• Given instruction
Will you give the material below again, every line exactly as it is?
== Given data ==
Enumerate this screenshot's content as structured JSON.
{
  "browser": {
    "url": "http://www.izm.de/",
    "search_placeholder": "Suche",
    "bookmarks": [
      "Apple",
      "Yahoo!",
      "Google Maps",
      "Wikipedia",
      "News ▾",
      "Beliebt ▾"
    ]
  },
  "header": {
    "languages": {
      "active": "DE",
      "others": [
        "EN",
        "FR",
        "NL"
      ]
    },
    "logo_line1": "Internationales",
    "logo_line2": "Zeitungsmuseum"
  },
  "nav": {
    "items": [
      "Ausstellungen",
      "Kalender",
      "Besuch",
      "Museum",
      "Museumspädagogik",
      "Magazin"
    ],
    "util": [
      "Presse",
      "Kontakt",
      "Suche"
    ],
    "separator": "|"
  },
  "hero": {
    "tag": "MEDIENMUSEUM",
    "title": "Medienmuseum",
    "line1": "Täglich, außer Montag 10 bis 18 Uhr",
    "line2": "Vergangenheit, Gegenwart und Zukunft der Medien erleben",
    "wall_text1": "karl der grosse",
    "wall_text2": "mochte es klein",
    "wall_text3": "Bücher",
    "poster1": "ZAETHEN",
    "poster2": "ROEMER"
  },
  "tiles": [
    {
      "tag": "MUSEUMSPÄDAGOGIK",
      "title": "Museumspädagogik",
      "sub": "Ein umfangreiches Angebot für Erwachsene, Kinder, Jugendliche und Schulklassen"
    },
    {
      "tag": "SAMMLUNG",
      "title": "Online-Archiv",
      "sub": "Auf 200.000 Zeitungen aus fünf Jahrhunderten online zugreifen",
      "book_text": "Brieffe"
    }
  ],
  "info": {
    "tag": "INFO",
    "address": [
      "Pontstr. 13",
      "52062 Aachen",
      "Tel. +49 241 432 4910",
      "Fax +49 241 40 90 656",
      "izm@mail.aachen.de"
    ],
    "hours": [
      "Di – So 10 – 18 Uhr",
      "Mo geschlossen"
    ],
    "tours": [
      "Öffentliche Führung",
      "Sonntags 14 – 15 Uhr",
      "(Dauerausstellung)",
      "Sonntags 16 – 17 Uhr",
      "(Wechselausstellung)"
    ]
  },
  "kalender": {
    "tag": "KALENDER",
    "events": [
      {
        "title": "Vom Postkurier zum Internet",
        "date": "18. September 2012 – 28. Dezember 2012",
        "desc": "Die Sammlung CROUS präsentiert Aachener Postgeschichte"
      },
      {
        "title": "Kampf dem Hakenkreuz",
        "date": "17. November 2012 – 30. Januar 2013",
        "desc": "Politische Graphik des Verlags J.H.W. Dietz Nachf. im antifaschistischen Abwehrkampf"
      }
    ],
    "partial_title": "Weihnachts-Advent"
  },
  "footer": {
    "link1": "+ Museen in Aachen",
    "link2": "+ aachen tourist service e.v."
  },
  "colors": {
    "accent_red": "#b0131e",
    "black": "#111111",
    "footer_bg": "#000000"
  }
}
===
• Exercise result
Enumerate this screenshot's content as structured JSON.
{
  "browser": {
    "url": "http://www.izm.de/",
    "search_placeholder": "Suche",
    "bookmarks": [
      "Apple",
      "Yahoo!",
      "Google Maps",
      "Wikipedia",
      "News ▾",
      "Beliebt ▾"
    ]
  },
  "header": {
    "languages": {
      "active": "DE",
      "others": [
        "EN",
        "FR",
        "NL"
      ]
    },
    "logo_line1": "Internationales",
    "logo_line2": "Zeitungsmuseum"
  },
  "nav": {
    "items": [
      "Ausstellungen",
      "Kalender",
      "Besuch",
      "Museum",
      "Museumspädagogik",
      "Magazin"
    ],
    "util": [
      "Presse",
      "Kontakt",
      "Suche"
    ],
    "separator": "|"
  },
  "hero": {
    "tag": "MEDIENMUSEUM",
    "title": "Medienmuseum",
    "line1": "Täglich, außer Montag 10 bis 18 Uhr",
    "line2": "Vergangenheit, Gegenwart und Zukunft der Medien erleben",
    "wall_text1": "karl der grosse",
    "wall_text2": "mochte es klein",
    "wall_text3": "Bücher",
    "poster1": "ZAETHEN",
    "poster2": "ROEMER"
  },
  "tiles": [
    {
      "tag": "MUSEUMSPÄDAGOGIK",
      "title": "Museumspädagogik",
      "sub": "Ein umfangreiches Angebot für Erwachsene, Kinder, Jugendliche und Schulklassen"
    },
    {
      "tag": "SAMMLUNG",
      "title": "Online-Archiv",
      "sub": "Auf 200.000 Zeitungen aus fünf Jahrhunderten online zugreifen",
      "book_text": "Brieffe"
    }
  ],
  "info": {
    "tag": "INFO",
    "address": [
      "Pontstr. 13",
      "52062 Aachen",
      "Tel. +49 241 432 4910",
      "Fax +49 241 40 90 656",
      "izm@mail.aachen.de"
    ],
    "hours": [
      "Di – So 10 – 18 Uhr",
      "Mo geschlossen"
    ],
    "tours": [
      "Öffentliche Führung",
      "Sonntags 14 – 15 Uhr",
      "(Dauerausstellung)",
      "Sonntags 16 – 17 Uhr",
      "(Wechselausstellung)"
    ]
  },
  "kalender": {
    "tag": "KALENDER",
    "events": [
      {
        "title": "Vom Postkurier zum Internet",
        "date": "18. September 2012 – 28. Dezember 2012",
        "desc": "Die Sammlung CROUS präsentiert Aachener Postgeschichte"
      },
      {
        "title": "Kampf dem Hakenkreuz",
        "date": "17. November 2012 – 30. Januar 2013",
        "desc": "Politische Graphik des Verlags J.H.W. Dietz Nachf. im antifaschistischen Abwehrkampf"
      }
    ],
    "partial_title": "Weihnachts-Advent"
  },
  "footer": {
    "link1": "+ Museen in Aachen",
    "link2": "+ aachen tourist service e.v."
  },
  "colors": {
    "accent_red": "#b0131e",
    "black": "#111111",
    "footer_bg": "#000000"
  }
}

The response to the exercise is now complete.